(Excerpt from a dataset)
:::

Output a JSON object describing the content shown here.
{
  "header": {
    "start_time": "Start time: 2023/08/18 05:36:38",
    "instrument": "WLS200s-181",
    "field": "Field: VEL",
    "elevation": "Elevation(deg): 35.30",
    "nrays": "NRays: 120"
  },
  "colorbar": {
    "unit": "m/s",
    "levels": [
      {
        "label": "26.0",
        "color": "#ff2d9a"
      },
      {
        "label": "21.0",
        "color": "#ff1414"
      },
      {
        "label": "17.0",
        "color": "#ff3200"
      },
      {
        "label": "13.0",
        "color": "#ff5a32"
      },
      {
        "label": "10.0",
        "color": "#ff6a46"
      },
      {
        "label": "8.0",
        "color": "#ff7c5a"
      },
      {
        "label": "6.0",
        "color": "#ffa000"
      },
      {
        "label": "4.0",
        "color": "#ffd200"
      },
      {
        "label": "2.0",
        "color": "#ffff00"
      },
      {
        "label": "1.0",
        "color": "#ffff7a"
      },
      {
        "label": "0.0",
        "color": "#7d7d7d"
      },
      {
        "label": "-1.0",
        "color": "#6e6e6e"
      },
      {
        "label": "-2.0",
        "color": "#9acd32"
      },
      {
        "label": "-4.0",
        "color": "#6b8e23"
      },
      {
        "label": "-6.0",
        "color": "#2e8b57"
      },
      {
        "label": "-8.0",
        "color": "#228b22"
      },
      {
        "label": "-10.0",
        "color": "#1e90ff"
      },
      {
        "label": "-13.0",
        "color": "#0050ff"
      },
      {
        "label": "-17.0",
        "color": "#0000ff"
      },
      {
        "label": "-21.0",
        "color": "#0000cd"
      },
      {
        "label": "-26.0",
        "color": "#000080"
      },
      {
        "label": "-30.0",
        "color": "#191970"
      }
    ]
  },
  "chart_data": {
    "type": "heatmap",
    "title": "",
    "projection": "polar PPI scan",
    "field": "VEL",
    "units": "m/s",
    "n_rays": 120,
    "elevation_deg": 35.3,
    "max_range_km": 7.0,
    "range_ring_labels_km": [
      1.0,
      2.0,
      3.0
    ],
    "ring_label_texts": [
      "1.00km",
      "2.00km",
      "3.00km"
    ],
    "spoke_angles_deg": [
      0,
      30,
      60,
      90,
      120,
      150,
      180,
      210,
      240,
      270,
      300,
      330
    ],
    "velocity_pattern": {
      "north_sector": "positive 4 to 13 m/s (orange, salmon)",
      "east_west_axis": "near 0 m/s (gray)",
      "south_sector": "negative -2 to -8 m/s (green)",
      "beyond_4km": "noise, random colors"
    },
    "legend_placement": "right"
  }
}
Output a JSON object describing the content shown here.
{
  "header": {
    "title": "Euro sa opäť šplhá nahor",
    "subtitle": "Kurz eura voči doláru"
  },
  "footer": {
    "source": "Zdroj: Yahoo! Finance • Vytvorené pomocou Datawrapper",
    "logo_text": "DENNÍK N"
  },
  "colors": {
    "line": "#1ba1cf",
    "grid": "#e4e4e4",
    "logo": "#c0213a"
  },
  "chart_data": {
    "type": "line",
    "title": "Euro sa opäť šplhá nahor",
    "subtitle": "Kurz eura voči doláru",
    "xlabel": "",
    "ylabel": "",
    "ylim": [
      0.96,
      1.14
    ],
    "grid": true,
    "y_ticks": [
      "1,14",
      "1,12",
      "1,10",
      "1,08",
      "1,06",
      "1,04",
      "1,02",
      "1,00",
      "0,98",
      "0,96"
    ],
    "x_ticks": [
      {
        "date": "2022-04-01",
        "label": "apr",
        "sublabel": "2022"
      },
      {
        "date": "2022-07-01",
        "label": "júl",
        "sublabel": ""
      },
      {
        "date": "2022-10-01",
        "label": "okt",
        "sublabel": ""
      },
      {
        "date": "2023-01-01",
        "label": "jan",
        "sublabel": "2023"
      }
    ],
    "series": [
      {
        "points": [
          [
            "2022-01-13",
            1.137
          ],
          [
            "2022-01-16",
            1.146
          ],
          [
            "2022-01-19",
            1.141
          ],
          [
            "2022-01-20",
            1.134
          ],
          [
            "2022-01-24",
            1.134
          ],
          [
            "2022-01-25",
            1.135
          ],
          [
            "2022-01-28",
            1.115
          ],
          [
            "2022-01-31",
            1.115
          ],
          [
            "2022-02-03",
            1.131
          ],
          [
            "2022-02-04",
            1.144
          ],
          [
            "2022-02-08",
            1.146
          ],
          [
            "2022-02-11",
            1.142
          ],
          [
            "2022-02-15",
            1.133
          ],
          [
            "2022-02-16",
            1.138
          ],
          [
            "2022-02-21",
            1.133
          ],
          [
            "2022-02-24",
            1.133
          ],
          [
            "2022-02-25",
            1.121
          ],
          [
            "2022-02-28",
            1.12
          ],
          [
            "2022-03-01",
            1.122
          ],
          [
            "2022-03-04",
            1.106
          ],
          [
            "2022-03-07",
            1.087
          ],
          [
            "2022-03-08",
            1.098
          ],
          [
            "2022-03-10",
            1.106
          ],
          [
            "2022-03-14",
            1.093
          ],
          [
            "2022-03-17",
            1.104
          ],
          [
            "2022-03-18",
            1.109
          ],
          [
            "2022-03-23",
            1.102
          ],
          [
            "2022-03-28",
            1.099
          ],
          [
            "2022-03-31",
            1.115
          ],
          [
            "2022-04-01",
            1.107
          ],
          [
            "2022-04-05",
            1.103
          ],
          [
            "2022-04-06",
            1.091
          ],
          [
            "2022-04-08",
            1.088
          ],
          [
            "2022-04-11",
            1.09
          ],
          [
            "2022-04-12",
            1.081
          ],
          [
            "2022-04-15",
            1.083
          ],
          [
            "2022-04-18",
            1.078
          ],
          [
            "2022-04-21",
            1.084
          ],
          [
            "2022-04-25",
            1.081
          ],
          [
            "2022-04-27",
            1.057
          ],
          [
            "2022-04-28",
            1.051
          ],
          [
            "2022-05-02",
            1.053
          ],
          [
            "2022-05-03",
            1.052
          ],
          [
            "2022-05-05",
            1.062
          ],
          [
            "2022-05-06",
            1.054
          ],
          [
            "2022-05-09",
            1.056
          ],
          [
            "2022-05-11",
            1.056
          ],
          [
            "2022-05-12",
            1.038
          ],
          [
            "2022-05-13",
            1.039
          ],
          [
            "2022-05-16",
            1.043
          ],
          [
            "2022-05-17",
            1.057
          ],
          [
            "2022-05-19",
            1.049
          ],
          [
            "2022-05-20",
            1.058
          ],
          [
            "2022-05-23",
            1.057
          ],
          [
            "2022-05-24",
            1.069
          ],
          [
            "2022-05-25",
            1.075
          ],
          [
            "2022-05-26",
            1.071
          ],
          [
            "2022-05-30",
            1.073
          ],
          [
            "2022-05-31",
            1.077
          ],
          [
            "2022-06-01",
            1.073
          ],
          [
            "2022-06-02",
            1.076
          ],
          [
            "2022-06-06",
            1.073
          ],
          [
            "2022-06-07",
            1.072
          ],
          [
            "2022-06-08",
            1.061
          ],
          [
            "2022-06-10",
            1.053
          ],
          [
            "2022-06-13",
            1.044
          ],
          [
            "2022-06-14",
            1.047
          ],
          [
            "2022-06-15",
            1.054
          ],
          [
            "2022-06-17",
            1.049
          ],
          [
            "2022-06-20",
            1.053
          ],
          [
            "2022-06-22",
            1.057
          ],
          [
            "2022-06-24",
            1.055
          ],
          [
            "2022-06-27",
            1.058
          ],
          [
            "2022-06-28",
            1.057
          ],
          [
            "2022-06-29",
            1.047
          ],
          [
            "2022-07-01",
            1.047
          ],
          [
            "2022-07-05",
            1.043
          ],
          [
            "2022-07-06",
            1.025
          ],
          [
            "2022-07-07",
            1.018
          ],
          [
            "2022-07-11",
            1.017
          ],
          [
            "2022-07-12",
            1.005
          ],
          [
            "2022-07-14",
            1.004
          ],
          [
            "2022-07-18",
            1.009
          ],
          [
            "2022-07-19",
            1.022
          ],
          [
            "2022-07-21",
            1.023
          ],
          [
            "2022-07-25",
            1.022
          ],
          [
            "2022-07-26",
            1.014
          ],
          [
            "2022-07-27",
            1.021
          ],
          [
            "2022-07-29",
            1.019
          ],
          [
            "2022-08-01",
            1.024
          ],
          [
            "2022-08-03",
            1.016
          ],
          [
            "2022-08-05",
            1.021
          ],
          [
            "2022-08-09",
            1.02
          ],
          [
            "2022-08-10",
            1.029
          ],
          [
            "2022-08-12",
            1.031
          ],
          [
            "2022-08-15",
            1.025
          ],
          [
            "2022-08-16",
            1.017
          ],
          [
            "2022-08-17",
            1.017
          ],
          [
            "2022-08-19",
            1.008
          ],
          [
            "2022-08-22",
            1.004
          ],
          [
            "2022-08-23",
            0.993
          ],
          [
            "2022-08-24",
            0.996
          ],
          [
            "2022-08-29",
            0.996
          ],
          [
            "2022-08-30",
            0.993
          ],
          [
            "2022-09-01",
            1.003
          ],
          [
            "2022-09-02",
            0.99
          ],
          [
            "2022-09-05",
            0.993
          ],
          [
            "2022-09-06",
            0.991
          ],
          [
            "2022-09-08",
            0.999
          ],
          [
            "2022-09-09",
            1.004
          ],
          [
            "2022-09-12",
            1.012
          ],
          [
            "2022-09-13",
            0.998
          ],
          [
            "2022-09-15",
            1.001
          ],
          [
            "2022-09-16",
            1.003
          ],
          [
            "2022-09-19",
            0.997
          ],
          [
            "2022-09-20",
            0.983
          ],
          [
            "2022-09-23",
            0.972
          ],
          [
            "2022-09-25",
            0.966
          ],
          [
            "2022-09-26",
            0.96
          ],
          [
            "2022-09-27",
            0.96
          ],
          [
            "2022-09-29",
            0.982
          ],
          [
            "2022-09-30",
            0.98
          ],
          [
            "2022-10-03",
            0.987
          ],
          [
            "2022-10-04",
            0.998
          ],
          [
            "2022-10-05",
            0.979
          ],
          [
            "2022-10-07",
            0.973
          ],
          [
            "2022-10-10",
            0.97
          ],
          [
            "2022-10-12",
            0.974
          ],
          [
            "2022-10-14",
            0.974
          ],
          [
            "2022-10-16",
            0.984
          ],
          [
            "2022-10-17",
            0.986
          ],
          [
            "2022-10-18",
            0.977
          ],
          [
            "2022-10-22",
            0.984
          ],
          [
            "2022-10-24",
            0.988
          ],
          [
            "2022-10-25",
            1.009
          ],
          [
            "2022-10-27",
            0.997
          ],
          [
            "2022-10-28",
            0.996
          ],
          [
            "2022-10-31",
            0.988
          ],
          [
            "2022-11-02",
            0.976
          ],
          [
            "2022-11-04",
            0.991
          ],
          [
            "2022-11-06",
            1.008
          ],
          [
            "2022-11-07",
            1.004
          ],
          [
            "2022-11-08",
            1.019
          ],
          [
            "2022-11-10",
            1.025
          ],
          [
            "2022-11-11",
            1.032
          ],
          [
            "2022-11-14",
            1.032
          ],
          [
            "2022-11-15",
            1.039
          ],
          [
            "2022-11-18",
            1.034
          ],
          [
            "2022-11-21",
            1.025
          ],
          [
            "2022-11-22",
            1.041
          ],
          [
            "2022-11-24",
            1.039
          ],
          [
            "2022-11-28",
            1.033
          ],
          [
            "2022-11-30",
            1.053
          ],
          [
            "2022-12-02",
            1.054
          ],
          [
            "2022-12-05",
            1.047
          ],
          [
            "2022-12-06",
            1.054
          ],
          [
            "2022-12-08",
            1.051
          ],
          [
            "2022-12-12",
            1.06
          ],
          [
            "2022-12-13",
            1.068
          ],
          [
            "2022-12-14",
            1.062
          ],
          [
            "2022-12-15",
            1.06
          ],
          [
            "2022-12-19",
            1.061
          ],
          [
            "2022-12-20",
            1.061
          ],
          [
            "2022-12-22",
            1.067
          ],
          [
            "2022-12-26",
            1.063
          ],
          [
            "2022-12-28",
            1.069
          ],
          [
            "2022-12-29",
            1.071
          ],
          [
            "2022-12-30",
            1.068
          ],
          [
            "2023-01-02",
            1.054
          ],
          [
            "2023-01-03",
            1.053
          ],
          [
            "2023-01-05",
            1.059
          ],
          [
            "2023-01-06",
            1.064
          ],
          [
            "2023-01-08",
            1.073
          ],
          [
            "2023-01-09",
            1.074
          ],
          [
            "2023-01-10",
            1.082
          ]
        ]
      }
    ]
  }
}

:::

The problem: Using the material above, report each line where "doláru" occurs.

Full solution:
    "subtitle": "Kurz eura voči doláru"
    "subtitle": "Kurz eura voči doláru",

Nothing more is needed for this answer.